> _YOUR OBJECTIVE_
Repeat every record below exactly, omitting any pictures.

— Begin INPUT —

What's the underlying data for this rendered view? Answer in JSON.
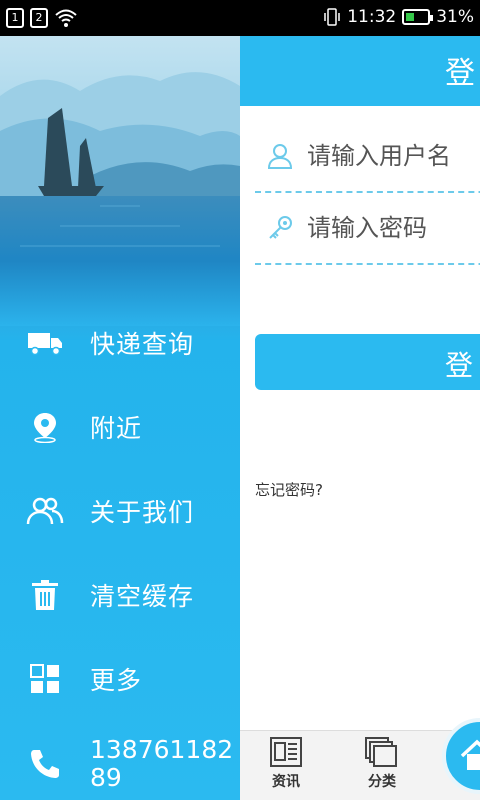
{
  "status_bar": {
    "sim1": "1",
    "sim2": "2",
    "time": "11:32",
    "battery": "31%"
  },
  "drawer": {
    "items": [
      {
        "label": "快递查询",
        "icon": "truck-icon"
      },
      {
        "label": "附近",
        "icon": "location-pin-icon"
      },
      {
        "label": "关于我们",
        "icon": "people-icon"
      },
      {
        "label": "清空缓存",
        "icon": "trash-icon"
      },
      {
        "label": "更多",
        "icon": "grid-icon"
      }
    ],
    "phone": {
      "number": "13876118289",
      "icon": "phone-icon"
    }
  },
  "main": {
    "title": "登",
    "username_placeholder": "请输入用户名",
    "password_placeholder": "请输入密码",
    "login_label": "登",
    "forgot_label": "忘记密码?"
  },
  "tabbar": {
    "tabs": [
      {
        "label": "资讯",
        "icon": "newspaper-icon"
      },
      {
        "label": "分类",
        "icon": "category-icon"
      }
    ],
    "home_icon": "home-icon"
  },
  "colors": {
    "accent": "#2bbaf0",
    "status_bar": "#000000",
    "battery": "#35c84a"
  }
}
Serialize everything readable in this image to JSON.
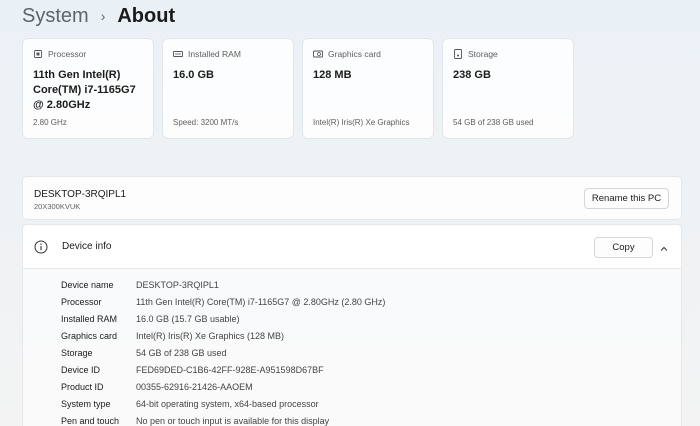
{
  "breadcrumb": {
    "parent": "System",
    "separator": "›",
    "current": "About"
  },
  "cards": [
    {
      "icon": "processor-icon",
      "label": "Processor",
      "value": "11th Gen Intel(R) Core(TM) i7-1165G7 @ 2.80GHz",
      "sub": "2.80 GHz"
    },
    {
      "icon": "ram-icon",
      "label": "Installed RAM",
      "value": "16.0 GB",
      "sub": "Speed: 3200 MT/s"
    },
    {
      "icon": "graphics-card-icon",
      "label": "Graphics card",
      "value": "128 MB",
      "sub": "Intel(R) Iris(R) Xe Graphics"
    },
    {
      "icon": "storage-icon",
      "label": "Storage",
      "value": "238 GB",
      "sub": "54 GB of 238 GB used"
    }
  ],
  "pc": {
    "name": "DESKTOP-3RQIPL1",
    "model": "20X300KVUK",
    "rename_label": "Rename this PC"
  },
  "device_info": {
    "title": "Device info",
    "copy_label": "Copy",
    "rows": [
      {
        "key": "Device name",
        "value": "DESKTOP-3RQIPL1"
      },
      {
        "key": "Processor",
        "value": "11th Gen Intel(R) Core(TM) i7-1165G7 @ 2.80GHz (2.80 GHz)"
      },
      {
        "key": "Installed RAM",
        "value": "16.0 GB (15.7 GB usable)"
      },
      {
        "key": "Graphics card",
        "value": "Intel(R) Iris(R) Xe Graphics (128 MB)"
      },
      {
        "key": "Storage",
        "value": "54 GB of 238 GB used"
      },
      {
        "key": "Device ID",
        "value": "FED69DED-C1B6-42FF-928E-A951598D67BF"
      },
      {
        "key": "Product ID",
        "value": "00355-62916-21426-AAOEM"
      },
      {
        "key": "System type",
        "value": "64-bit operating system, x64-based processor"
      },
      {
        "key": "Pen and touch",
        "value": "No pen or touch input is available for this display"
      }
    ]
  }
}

— End INPUT —

> _RESULT OF THE EXERCISE_
What's the underlying data for this rendered view? Answer in JSON.
{
  "status_bar": {
    "sim1": "1",
    "sim2": "2",
    "time": "11:32",
    "battery": "31%"
  },
  "drawer": {
    "items": [
      {
        "label": "快递查询",
        "icon": "truck-icon"
      },
      {
        "label": "附近",
        "icon": "location-pin-icon"
      },
      {
        "label": "关于我们",
        "icon": "people-icon"
      },
      {
        "label": "清空缓存",
        "icon": "trash-icon"
      },
      {
        "label": "更多",
        "icon": "grid-icon"
      }
    ],
    "phone": {
      "number": "13876118289",
      "icon": "phone-icon"
    }
  },
  "main": {
    "title": "登",
    "username_placeholder": "请输入用户名",
    "password_placeholder": "请输入密码",
    "login_label": "登",
    "forgot_label": "忘记密码?"
  },
  "tabbar": {
    "tabs": [
      {
        "label": "资讯",
        "icon": "newspaper-icon"
      },
      {
        "label": "分类",
        "icon": "category-icon"
      }
    ],
    "home_icon": "home-icon"
  },
  "colors": {
    "accent": "#2bbaf0",
    "status_bar": "#000000",
    "battery": "#35c84a"
  }
}
Serialize everything readable in this image to JSON.
{
  "breadcrumb": {
    "parent": "System",
    "separator": "›",
    "current": "About"
  },
  "cards": [
    {
      "icon": "processor-icon",
      "label": "Processor",
      "value": "11th Gen Intel(R) Core(TM) i7-1165G7 @ 2.80GHz",
      "sub": "2.80 GHz"
    },
    {
      "icon": "ram-icon",
      "label": "Installed RAM",
      "value": "16.0 GB",
      "sub": "Speed: 3200 MT/s"
    },
    {
      "icon": "graphics-card-icon",
      "label": "Graphics card",
      "value": "128 MB",
      "sub": "Intel(R) Iris(R) Xe Graphics"
    },
    {
      "icon": "storage-icon",
      "label": "Storage",
      "value": "238 GB",
      "sub": "54 GB of 238 GB used"
    }
  ],
  "pc": {
    "name": "DESKTOP-3RQIPL1",
    "model": "20X300KVUK",
    "rename_label": "Rename this PC"
  },
  "device_info": {
    "title": "Device info",
    "copy_label": "Copy",
    "rows": [
      {
        "key": "Device name",
        "value": "DESKTOP-3RQIPL1"
      },
      {
        "key": "Processor",
        "value": "11th Gen Intel(R) Core(TM) i7-1165G7 @ 2.80GHz (2.80 GHz)"
      },
      {
        "key": "Installed RAM",
        "value": "16.0 GB (15.7 GB usable)"
      },
      {
        "key": "Graphics card",
        "value": "Intel(R) Iris(R) Xe Graphics (128 MB)"
      },
      {
        "key": "Storage",
        "value": "54 GB of 238 GB used"
      },
      {
        "key": "Device ID",
        "value": "FED69DED-C1B6-42FF-928E-A951598D67BF"
      },
      {
        "key": "Product ID",
        "value": "00355-62916-21426-AAOEM"
      },
      {
        "key": "System type",
        "value": "64-bit operating system, x64-based processor"
      },
      {
        "key": "Pen and touch",
        "value": "No pen or touch input is available for this display"
      }
    ]
  }
}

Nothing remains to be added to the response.